[Begin]

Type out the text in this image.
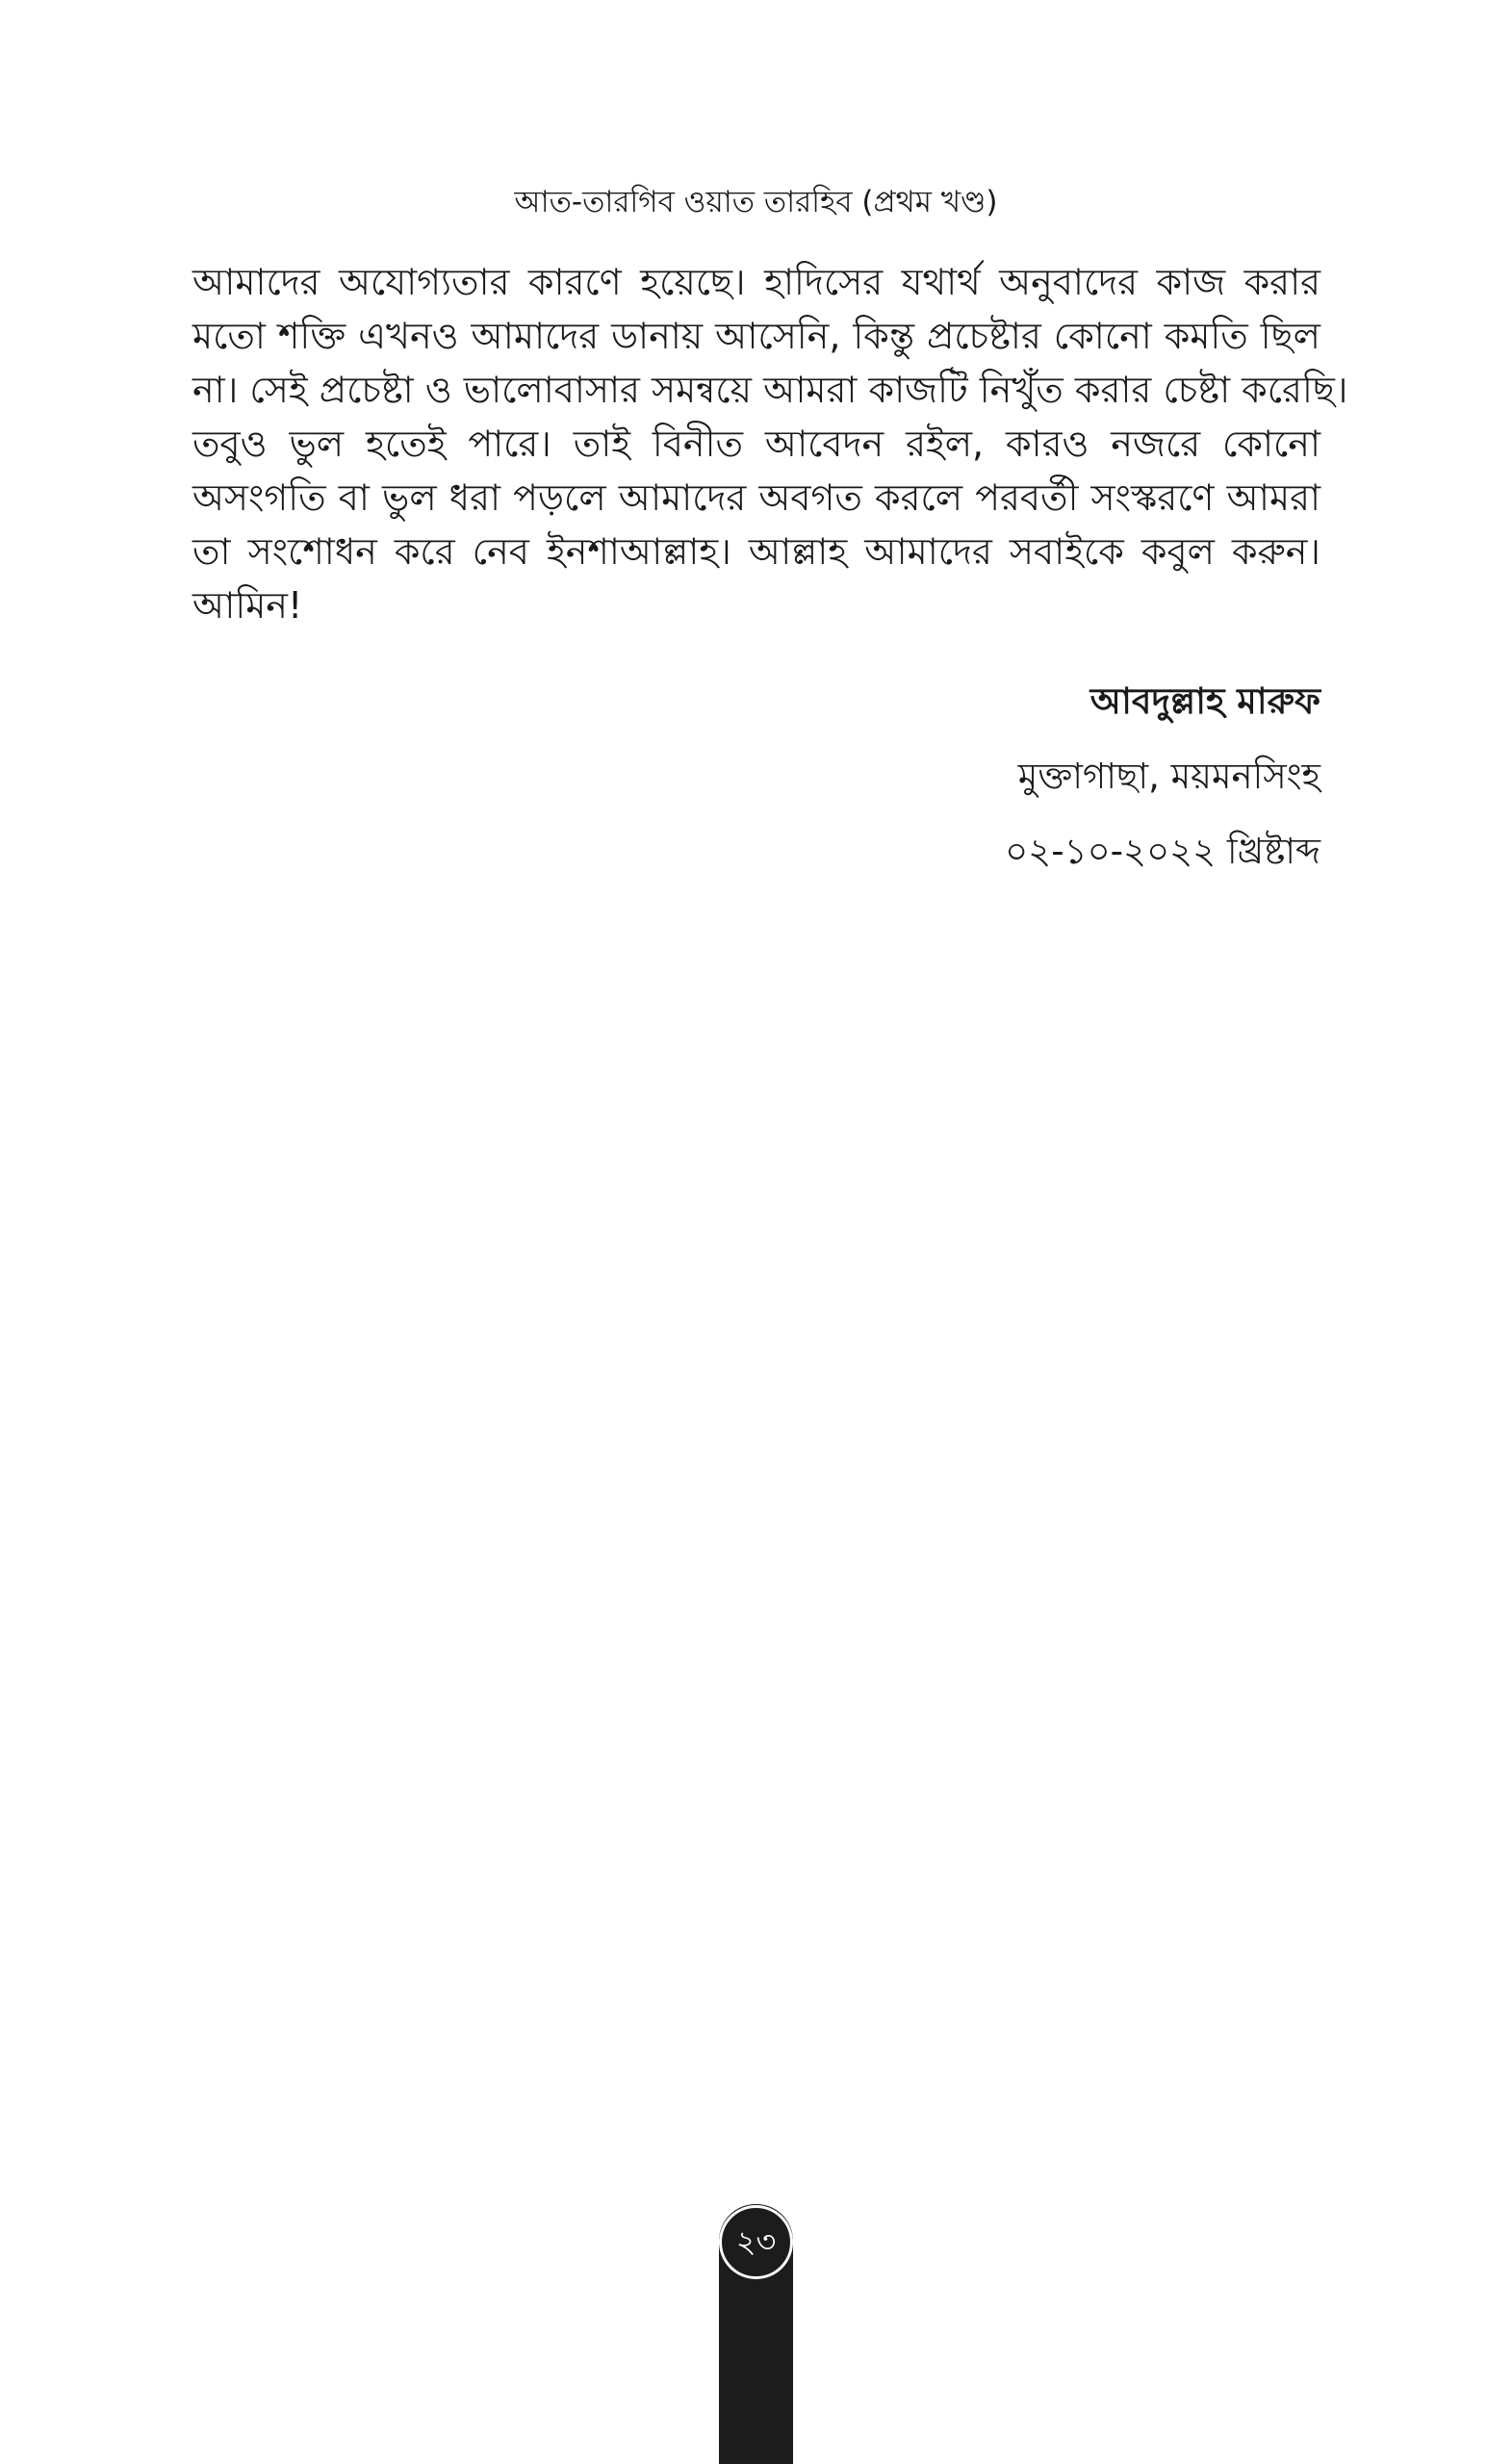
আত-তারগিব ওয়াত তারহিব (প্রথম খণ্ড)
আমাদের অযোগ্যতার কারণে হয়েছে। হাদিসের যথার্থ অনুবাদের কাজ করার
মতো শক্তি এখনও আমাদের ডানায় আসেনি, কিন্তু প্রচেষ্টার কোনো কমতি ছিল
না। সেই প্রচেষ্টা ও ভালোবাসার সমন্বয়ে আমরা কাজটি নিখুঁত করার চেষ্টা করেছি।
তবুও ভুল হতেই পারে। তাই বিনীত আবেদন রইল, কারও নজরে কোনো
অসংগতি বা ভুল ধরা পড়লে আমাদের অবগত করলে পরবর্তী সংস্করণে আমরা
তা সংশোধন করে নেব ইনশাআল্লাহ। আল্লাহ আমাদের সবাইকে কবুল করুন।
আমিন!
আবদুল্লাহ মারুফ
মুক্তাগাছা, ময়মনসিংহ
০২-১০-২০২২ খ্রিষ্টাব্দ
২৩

[End]
[Begin]

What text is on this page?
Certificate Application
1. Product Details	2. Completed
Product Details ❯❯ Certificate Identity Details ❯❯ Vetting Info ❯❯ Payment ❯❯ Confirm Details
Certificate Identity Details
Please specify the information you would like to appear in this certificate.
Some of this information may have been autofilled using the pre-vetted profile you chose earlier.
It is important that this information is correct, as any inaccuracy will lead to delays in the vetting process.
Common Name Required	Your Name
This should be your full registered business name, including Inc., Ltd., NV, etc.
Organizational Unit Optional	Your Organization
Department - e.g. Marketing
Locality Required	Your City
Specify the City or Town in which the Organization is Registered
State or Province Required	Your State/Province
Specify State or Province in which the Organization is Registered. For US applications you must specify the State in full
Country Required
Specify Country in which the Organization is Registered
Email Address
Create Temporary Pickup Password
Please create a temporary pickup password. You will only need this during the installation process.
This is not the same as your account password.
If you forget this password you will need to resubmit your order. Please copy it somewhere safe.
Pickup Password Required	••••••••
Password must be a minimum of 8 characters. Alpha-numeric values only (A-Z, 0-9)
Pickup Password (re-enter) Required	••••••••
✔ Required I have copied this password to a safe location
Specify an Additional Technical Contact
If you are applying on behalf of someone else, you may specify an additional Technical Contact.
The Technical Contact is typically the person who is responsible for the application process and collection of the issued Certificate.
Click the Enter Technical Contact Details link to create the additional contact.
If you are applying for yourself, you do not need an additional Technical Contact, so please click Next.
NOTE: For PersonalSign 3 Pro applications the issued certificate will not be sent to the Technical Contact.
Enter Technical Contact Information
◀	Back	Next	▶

[End]
[Begin]

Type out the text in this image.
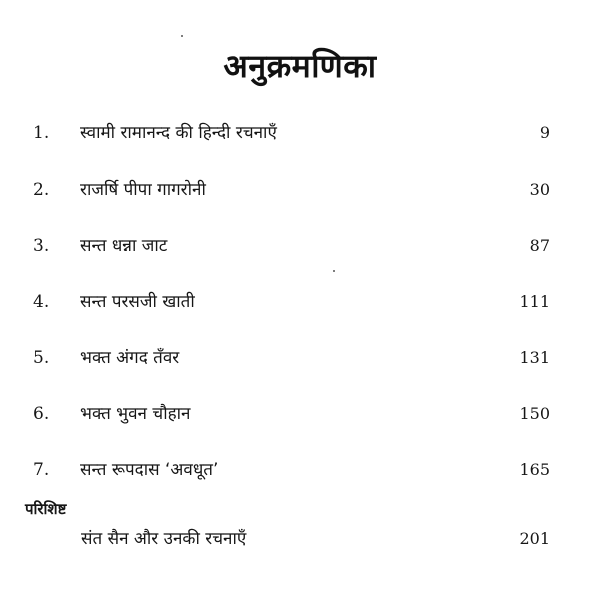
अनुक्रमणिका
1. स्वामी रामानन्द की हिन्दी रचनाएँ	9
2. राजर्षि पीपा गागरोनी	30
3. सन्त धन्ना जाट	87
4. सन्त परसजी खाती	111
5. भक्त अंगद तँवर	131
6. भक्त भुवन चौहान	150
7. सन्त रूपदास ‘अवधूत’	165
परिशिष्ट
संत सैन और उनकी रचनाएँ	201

[End]

_Aim_
Pick out lines containing the word "issued", each one as written.

_Answer for the task_
The Technical Contact is typically the person who is responsible for the application process and collection of the issued Certificate.
NOTE: For PersonalSign 3 Pro applications the issued certificate will not be sent to the Technical Contact.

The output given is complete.